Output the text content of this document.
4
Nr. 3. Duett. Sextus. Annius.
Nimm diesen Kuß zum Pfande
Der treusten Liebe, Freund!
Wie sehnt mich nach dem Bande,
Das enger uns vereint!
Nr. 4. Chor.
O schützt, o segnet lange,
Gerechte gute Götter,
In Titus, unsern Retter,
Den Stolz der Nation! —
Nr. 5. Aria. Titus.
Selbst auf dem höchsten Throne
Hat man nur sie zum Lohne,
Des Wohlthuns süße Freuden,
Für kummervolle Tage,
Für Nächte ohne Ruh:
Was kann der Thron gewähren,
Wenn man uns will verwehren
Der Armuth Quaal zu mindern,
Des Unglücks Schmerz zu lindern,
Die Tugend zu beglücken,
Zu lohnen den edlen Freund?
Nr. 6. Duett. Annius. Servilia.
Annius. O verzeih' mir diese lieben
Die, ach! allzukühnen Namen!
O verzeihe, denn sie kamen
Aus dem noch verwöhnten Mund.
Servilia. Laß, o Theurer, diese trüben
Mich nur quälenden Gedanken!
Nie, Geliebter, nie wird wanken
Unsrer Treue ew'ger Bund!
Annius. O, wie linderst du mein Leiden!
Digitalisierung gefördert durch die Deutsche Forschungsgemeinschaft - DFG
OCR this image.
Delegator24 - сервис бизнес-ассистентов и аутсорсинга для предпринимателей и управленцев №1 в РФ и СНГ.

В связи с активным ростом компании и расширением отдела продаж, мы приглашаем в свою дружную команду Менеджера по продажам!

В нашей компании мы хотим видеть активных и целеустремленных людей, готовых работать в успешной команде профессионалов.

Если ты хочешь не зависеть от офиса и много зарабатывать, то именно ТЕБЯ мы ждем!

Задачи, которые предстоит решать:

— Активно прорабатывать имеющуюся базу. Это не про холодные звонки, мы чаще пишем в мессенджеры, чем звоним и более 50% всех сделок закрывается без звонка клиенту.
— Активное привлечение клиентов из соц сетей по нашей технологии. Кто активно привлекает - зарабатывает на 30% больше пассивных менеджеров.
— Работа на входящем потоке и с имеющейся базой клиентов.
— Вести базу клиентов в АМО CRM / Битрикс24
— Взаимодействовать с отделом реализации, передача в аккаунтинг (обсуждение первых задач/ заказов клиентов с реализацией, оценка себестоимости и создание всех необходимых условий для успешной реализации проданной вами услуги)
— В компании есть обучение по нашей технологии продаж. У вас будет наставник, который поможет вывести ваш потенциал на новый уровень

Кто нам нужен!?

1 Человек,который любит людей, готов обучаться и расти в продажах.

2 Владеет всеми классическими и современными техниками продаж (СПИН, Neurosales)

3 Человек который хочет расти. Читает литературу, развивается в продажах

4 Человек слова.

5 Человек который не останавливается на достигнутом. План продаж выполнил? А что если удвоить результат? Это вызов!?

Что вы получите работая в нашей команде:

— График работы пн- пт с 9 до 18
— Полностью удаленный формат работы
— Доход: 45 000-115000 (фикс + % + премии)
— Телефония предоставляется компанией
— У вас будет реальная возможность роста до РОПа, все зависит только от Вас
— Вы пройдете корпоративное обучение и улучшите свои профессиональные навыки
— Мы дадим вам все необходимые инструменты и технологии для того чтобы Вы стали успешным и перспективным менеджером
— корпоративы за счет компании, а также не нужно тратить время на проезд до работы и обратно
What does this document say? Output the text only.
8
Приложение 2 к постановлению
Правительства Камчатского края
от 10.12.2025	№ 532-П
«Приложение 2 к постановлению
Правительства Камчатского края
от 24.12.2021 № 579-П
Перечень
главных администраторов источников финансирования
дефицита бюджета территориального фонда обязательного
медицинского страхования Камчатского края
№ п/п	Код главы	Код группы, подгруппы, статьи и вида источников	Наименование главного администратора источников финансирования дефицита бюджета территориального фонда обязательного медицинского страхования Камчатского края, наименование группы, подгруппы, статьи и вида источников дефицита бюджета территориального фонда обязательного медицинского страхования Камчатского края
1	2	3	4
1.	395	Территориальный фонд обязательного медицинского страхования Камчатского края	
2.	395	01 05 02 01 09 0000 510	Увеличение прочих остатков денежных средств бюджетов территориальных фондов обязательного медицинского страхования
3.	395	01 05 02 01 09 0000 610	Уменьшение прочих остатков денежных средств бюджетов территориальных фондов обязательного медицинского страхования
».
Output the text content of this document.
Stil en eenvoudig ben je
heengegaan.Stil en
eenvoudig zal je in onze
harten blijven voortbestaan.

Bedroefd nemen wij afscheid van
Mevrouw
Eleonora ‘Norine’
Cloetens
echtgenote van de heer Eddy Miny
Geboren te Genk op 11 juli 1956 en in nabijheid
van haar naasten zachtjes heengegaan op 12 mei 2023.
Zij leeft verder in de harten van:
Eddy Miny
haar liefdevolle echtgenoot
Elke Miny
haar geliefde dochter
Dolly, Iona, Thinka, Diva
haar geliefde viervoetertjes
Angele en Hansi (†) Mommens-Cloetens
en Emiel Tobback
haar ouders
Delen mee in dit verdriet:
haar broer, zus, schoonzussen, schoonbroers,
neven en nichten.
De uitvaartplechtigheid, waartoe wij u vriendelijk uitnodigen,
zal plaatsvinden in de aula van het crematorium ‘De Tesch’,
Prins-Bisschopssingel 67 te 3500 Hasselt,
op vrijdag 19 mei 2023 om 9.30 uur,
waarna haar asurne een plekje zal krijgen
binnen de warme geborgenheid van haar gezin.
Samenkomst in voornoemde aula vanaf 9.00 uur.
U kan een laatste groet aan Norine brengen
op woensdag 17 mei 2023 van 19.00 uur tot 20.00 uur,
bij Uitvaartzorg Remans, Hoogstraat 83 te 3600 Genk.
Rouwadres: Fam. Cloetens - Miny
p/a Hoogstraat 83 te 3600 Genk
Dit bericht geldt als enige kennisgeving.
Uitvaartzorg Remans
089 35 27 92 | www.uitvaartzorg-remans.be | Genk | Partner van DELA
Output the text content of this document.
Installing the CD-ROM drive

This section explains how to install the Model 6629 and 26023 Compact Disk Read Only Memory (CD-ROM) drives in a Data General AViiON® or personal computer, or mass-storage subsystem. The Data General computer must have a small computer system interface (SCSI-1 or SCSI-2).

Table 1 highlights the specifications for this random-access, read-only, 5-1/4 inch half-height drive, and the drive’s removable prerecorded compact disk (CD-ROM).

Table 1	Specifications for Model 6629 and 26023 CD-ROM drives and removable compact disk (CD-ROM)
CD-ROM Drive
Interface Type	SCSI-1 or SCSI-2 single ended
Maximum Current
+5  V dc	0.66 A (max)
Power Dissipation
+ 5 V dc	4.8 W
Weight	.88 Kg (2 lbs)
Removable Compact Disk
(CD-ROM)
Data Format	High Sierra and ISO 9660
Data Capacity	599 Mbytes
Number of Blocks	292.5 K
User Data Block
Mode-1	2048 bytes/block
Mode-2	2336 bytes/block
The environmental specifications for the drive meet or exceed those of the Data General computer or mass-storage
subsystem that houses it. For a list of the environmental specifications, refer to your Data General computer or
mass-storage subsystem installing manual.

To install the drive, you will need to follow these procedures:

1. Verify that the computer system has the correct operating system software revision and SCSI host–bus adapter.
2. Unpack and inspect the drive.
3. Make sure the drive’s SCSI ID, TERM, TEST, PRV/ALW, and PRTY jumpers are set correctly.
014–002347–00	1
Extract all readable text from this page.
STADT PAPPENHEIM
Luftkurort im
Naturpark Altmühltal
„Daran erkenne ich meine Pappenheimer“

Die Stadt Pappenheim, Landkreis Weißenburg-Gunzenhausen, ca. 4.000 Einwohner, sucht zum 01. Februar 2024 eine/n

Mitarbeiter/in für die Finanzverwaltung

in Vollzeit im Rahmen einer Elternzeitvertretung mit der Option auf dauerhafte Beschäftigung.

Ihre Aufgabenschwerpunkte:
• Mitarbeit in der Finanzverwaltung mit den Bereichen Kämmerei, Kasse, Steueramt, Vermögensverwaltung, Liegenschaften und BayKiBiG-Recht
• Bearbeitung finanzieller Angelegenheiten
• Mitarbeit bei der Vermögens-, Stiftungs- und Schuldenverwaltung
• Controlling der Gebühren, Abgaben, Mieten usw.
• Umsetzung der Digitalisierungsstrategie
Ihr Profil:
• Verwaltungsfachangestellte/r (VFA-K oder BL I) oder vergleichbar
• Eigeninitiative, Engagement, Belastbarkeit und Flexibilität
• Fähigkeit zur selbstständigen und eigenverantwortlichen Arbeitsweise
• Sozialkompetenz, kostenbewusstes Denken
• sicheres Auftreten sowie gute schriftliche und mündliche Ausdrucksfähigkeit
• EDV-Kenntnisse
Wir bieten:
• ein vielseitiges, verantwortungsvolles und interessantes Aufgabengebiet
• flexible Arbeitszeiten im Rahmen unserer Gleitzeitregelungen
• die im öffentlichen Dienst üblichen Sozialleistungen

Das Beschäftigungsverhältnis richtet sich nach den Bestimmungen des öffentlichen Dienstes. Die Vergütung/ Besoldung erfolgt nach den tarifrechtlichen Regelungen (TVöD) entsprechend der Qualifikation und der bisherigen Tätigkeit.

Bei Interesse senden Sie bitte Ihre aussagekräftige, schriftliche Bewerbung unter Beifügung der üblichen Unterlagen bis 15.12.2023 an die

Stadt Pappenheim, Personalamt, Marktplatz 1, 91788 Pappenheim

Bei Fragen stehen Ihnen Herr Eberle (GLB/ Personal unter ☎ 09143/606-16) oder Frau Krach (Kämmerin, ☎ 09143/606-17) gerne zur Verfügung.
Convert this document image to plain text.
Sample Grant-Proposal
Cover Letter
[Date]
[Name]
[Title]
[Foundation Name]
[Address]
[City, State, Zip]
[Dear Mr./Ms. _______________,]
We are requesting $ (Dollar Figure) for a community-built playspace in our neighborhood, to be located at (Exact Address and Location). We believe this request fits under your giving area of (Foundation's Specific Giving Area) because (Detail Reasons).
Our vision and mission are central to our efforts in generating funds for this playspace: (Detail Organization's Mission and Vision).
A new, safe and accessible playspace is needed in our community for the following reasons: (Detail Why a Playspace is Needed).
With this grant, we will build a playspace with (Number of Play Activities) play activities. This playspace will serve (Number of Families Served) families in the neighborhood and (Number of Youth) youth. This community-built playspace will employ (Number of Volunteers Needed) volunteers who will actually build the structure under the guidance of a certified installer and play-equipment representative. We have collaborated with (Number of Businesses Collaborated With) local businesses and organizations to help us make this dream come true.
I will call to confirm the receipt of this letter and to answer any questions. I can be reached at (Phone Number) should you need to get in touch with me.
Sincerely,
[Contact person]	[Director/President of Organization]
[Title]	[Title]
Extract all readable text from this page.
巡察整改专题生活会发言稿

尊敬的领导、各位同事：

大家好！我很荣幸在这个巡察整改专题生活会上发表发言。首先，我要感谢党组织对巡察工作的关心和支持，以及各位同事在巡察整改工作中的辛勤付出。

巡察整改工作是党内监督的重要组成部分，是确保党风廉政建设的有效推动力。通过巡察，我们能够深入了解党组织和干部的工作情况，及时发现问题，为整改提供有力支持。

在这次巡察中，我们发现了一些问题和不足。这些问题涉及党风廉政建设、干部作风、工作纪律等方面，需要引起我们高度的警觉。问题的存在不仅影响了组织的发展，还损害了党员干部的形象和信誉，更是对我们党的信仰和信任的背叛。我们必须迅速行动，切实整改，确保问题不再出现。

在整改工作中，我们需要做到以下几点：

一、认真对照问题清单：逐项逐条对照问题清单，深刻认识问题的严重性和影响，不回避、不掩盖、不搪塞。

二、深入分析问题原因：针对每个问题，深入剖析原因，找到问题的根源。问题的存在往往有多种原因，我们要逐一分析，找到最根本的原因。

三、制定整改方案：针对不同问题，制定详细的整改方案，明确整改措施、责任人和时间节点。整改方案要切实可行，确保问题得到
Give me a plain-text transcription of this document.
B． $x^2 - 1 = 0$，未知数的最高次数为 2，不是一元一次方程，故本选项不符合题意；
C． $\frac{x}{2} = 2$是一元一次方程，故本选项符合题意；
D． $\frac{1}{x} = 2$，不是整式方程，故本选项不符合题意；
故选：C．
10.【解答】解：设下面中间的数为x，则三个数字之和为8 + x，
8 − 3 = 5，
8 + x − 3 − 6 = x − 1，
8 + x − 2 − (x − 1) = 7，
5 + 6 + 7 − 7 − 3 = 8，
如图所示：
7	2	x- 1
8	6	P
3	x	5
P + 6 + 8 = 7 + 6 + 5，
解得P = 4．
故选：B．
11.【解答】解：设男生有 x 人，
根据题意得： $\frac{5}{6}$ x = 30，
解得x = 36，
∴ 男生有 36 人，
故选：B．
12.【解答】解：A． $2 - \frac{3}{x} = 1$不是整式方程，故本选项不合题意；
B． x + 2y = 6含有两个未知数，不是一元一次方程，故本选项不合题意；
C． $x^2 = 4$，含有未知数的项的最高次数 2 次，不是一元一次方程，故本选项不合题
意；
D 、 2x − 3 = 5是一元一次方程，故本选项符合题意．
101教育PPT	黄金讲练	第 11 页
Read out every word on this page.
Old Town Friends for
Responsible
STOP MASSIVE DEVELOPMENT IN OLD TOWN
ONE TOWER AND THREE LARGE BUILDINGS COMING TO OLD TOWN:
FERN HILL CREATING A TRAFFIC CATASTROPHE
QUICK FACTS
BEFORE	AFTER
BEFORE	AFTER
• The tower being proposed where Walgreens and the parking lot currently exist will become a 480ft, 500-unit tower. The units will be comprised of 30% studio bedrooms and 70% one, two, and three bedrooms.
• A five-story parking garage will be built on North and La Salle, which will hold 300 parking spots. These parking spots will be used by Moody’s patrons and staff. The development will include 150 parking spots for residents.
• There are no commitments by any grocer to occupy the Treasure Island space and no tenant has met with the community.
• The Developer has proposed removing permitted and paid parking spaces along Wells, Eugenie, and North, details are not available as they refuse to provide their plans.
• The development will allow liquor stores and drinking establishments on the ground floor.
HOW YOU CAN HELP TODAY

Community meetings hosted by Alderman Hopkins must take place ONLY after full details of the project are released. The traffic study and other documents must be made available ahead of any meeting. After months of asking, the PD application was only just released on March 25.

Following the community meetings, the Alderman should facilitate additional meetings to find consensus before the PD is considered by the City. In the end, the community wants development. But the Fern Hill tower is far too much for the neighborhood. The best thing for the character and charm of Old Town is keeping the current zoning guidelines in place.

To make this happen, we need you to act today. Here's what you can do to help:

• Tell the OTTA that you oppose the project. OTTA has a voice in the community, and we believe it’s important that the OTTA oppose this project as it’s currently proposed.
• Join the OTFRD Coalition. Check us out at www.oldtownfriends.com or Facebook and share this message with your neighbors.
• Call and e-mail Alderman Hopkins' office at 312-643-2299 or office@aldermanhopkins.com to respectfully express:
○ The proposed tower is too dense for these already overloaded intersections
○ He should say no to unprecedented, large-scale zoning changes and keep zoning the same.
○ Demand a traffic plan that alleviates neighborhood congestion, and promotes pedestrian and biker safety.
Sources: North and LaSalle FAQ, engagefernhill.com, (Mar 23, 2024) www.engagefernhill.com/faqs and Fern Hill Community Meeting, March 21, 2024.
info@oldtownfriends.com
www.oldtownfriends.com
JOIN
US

+--

WHAT THE TASK REQUIRES:
Scan the material above for the string "Rahmen" and return the lines that hold it.

SOLVED EXERCISE:
in Vollzeit im Rahmen einer Elternzeitvertretung mit der Option auf dauerhafte Beschäftigung.
• flexible Arbeitszeiten im Rahmen unserer Gleitzeitregelungen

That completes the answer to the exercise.